[Dataset items]
★ ★ ★ ★ ★
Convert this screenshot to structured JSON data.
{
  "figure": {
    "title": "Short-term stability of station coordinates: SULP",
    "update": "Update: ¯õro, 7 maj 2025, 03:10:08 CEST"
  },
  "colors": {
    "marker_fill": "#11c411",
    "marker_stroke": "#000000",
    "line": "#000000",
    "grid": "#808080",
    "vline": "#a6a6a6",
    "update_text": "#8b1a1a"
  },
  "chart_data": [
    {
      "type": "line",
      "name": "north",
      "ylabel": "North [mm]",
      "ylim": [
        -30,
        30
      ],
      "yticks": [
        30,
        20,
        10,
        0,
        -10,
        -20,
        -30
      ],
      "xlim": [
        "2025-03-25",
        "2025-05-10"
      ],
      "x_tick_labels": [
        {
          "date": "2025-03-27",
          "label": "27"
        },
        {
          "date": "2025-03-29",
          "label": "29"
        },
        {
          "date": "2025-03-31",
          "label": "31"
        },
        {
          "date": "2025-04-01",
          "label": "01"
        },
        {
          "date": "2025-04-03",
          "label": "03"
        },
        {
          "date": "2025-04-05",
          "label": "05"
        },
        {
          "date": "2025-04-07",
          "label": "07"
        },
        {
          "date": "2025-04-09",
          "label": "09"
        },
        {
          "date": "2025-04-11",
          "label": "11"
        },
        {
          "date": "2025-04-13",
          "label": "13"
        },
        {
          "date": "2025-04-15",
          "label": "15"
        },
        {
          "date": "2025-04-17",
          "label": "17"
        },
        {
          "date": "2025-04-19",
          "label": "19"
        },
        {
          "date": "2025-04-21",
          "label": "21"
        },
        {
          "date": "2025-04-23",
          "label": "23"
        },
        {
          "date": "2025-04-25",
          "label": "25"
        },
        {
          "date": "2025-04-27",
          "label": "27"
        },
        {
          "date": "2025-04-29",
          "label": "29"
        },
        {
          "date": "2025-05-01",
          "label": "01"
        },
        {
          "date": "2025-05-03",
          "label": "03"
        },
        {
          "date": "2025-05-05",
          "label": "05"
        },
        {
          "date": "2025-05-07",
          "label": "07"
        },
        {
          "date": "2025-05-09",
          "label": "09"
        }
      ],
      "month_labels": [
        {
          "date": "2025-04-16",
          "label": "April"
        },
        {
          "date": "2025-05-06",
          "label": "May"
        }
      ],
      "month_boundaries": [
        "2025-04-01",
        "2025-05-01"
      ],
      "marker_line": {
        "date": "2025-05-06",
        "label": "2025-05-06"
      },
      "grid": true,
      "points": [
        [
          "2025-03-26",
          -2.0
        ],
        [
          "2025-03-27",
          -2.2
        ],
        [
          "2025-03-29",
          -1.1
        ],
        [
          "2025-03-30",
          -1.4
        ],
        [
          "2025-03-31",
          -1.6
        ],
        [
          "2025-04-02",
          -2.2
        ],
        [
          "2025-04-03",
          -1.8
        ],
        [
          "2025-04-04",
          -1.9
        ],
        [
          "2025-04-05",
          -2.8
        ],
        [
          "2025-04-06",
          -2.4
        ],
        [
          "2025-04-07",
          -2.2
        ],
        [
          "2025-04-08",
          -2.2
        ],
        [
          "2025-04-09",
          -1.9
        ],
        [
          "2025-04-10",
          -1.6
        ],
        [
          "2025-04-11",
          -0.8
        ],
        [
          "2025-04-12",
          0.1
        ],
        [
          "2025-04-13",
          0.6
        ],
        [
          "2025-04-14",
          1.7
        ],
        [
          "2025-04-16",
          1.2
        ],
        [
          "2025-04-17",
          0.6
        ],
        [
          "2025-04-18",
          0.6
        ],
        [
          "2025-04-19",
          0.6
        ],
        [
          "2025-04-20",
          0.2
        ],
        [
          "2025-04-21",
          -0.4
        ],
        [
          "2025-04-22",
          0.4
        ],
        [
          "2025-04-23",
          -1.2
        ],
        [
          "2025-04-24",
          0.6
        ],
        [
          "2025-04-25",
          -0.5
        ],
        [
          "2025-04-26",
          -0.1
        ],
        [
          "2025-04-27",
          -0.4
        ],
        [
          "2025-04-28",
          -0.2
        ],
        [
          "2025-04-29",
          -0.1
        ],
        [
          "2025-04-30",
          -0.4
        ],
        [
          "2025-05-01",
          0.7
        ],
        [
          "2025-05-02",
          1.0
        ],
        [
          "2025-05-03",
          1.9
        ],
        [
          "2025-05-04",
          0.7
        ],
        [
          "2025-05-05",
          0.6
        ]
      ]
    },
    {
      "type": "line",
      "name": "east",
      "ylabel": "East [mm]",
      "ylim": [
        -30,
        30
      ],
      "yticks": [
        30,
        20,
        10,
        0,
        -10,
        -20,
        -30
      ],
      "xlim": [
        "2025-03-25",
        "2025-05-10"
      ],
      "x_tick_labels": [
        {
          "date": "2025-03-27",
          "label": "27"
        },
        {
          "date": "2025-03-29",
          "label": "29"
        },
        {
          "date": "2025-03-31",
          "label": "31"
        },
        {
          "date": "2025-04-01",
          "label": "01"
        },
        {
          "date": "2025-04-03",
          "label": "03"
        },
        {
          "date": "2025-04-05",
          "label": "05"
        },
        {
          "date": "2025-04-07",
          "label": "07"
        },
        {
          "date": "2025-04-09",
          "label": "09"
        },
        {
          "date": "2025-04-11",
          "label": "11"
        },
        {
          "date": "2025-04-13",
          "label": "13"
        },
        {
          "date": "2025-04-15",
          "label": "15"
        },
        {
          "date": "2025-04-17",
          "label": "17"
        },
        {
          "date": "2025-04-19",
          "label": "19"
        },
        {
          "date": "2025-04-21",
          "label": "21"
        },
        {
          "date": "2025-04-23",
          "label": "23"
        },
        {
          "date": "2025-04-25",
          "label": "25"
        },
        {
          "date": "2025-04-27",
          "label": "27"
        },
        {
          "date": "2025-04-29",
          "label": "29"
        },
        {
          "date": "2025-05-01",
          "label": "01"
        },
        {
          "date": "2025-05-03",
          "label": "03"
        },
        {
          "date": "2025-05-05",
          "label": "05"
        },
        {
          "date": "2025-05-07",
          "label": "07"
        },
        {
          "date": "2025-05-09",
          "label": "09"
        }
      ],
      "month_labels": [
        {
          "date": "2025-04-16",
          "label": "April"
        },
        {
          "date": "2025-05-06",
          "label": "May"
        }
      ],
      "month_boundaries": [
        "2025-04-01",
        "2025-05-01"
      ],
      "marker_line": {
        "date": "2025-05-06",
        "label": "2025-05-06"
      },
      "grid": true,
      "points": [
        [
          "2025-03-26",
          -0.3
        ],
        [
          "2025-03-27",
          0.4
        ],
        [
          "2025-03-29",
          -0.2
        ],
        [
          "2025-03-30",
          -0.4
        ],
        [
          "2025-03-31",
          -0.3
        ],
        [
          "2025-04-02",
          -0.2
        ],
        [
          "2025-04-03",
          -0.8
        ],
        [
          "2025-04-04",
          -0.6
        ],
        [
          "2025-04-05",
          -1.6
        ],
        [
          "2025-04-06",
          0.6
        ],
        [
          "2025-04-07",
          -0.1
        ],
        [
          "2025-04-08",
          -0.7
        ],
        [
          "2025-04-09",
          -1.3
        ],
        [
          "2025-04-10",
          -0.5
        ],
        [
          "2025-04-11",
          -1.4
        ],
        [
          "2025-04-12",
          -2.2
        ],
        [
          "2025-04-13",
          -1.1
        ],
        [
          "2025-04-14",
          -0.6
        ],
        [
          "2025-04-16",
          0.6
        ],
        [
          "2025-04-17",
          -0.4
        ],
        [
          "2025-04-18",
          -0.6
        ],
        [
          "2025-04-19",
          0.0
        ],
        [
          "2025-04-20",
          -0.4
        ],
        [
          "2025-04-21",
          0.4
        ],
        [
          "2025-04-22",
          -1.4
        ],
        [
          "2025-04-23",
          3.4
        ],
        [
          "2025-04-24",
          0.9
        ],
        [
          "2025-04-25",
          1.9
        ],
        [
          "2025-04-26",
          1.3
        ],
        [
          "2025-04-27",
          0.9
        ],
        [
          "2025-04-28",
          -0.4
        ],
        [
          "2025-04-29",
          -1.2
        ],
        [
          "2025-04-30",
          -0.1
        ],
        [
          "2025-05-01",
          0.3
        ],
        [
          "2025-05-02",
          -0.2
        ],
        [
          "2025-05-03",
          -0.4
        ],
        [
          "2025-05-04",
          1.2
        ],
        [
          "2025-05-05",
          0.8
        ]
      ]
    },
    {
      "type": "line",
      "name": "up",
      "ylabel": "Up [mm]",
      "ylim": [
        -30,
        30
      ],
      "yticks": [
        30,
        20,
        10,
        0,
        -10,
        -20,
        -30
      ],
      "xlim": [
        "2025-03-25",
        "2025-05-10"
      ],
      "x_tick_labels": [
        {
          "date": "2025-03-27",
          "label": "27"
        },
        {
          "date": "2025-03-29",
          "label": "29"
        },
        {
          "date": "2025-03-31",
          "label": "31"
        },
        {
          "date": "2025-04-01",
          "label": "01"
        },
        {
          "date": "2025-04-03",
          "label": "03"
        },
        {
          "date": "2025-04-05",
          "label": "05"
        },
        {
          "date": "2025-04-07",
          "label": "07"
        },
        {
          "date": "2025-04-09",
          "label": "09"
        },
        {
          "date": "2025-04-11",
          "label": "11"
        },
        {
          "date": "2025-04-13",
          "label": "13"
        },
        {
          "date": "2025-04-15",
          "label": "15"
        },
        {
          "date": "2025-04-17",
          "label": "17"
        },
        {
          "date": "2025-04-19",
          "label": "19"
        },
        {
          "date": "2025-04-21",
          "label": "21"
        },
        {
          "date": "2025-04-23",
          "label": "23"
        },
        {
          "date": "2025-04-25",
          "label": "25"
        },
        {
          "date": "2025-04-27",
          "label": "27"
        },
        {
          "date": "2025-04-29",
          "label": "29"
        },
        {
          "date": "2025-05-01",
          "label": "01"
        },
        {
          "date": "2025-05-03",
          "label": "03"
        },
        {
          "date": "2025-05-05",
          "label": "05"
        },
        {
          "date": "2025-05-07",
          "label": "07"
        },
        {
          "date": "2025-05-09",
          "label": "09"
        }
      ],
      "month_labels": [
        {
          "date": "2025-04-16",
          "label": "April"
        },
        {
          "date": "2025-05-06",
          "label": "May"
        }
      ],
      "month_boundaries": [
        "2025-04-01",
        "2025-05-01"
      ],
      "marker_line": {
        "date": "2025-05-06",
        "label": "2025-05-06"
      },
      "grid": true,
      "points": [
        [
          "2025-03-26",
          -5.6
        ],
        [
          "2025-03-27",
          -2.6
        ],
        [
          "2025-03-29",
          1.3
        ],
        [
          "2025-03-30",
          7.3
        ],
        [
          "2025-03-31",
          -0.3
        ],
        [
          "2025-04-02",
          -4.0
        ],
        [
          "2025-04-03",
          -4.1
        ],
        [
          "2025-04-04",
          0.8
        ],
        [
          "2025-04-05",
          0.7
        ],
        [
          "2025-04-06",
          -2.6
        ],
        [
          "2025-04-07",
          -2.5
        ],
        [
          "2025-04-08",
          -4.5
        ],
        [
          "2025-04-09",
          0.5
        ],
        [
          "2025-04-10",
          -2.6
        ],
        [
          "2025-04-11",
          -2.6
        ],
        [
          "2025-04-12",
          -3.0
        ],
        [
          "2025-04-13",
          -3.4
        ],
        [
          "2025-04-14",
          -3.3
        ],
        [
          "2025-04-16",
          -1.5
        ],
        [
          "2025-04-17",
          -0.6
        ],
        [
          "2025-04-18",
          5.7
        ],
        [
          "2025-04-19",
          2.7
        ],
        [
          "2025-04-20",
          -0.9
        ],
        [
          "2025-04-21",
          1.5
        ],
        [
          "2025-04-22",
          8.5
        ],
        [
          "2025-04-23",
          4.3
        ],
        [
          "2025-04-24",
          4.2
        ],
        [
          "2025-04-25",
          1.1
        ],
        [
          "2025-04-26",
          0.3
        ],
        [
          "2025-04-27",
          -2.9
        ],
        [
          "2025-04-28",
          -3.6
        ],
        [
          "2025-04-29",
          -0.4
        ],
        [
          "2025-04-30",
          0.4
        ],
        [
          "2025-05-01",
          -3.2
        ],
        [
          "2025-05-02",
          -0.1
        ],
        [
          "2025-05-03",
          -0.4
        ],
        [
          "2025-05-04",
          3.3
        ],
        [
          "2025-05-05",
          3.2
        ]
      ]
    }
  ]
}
★ ★ ★ ★ ★
# WHAT THE TASK REQUIRES
From the material above, gather all lines that include the string "ylabel" and copy them.

# EXERCISE ANSWER
      "ylabel": "North [mm]",
      "ylabel": "East [mm]",
      "ylabel": "Up [mm]",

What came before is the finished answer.